Material provided
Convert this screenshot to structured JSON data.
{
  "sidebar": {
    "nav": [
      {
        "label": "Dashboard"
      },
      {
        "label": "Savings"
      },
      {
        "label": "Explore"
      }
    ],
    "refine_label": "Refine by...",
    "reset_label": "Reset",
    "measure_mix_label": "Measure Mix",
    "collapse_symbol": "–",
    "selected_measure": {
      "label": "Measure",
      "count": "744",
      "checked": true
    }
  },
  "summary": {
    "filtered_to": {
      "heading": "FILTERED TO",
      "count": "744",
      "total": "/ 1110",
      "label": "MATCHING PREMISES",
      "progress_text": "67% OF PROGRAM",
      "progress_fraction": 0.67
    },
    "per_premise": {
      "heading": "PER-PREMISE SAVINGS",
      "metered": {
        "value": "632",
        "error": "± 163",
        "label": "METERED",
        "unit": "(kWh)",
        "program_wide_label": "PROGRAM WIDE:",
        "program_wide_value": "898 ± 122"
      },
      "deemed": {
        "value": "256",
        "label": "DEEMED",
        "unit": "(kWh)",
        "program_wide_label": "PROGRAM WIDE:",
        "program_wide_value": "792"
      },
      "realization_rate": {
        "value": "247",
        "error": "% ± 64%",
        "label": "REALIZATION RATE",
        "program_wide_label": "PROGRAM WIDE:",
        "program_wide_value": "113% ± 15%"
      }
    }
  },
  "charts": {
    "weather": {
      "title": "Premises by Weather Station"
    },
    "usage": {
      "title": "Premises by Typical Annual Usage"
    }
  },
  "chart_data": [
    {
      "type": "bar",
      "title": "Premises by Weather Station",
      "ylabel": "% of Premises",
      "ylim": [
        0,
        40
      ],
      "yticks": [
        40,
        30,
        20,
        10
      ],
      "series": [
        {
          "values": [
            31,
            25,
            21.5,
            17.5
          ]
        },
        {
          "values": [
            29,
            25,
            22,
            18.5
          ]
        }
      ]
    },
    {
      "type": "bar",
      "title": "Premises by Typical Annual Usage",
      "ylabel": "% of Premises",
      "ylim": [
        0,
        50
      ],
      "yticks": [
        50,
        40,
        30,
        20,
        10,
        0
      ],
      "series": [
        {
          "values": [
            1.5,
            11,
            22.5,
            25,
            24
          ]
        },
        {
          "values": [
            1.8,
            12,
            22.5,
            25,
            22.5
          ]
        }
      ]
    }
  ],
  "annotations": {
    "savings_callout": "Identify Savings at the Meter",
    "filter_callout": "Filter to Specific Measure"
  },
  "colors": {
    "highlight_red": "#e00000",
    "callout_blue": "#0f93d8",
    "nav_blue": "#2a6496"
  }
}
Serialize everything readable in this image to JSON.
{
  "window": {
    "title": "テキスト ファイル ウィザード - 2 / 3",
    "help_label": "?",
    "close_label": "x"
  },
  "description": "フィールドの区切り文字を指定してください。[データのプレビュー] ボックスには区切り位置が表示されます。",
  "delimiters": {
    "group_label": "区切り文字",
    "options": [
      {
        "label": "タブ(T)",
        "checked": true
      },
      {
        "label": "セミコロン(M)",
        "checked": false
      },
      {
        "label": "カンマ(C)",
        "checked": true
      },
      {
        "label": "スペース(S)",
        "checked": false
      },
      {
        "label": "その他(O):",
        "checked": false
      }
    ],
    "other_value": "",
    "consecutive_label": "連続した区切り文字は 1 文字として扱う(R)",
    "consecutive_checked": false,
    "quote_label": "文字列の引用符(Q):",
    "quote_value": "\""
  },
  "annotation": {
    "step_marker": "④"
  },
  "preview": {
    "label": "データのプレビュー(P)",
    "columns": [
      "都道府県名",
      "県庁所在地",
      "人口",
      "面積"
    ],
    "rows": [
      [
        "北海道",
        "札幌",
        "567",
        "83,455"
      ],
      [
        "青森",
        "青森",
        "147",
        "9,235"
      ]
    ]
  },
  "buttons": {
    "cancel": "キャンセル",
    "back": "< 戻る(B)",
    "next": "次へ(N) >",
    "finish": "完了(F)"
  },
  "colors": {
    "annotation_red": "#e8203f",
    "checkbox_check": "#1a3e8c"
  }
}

Instruction
Copy out all of the records above with nothing altered.

Task output
Convert this screenshot to structured JSON data.
{
  "sidebar": {
    "nav": [
      {
        "label": "Dashboard"
      },
      {
        "label": "Savings"
      },
      {
        "label": "Explore"
      }
    ],
    "refine_label": "Refine by...",
    "reset_label": "Reset",
    "measure_mix_label": "Measure Mix",
    "collapse_symbol": "–",
    "selected_measure": {
      "label": "Measure",
      "count": "744",
      "checked": true
    }
  },
  "summary": {
    "filtered_to": {
      "heading": "FILTERED TO",
      "count": "744",
      "total": "/ 1110",
      "label": "MATCHING PREMISES",
      "progress_text": "67% OF PROGRAM",
      "progress_fraction": 0.67
    },
    "per_premise": {
      "heading": "PER-PREMISE SAVINGS",
      "metered": {
        "value": "632",
        "error": "± 163",
        "label": "METERED",
        "unit": "(kWh)",
        "program_wide_label": "PROGRAM WIDE:",
        "program_wide_value": "898 ± 122"
      },
      "deemed": {
        "value": "256",
        "label": "DEEMED",
        "unit": "(kWh)",
        "program_wide_label": "PROGRAM WIDE:",
        "program_wide_value": "792"
      },
      "realization_rate": {
        "value": "247",
        "error": "% ± 64%",
        "label": "REALIZATION RATE",
        "program_wide_label": "PROGRAM WIDE:",
        "program_wide_value": "113% ± 15%"
      }
    }
  },
  "charts": {
    "weather": {
      "title": "Premises by Weather Station"
    },
    "usage": {
      "title": "Premises by Typical Annual Usage"
    }
  },
  "chart_data": [
    {
      "type": "bar",
      "title": "Premises by Weather Station",
      "ylabel": "% of Premises",
      "ylim": [
        0,
        40
      ],
      "yticks": [
        40,
        30,
        20,
        10
      ],
      "series": [
        {
          "values": [
            31,
            25,
            21.5,
            17.5
          ]
        },
        {
          "values": [
            29,
            25,
            22,
            18.5
          ]
        }
      ]
    },
    {
      "type": "bar",
      "title": "Premises by Typical Annual Usage",
      "ylabel": "% of Premises",
      "ylim": [
        0,
        50
      ],
      "yticks": [
        50,
        40,
        30,
        20,
        10,
        0
      ],
      "series": [
        {
          "values": [
            1.5,
            11,
            22.5,
            25,
            24
          ]
        },
        {
          "values": [
            1.8,
            12,
            22.5,
            25,
            22.5
          ]
        }
      ]
    }
  ],
  "annotations": {
    "savings_callout": "Identify Savings at the Meter",
    "filter_callout": "Filter to Specific Measure"
  },
  "colors": {
    "highlight_red": "#e00000",
    "callout_blue": "#0f93d8",
    "nav_blue": "#2a6496"
  }
}
Serialize everything readable in this image to JSON.
{
  "window": {
    "title": "テキスト ファイル ウィザード - 2 / 3",
    "help_label": "?",
    "close_label": "x"
  },
  "description": "フィールドの区切り文字を指定してください。[データのプレビュー] ボックスには区切り位置が表示されます。",
  "delimiters": {
    "group_label": "区切り文字",
    "options": [
      {
        "label": "タブ(T)",
        "checked": true
      },
      {
        "label": "セミコロン(M)",
        "checked": false
      },
      {
        "label": "カンマ(C)",
        "checked": true
      },
      {
        "label": "スペース(S)",
        "checked": false
      },
      {
        "label": "その他(O):",
        "checked": false
      }
    ],
    "other_value": "",
    "consecutive_label": "連続した区切り文字は 1 文字として扱う(R)",
    "consecutive_checked": false,
    "quote_label": "文字列の引用符(Q):",
    "quote_value": "\""
  },
  "annotation": {
    "step_marker": "④"
  },
  "preview": {
    "label": "データのプレビュー(P)",
    "columns": [
      "都道府県名",
      "県庁所在地",
      "人口",
      "面積"
    ],
    "rows": [
      [
        "北海道",
        "札幌",
        "567",
        "83,455"
      ],
      [
        "青森",
        "青森",
        "147",
        "9,235"
      ]
    ]
  },
  "buttons": {
    "cancel": "キャンセル",
    "back": "< 戻る(B)",
    "next": "次へ(N) >",
    "finish": "完了(F)"
  },
  "colors": {
    "annotation_red": "#e8203f",
    "checkbox_check": "#1a3e8c"
  }
}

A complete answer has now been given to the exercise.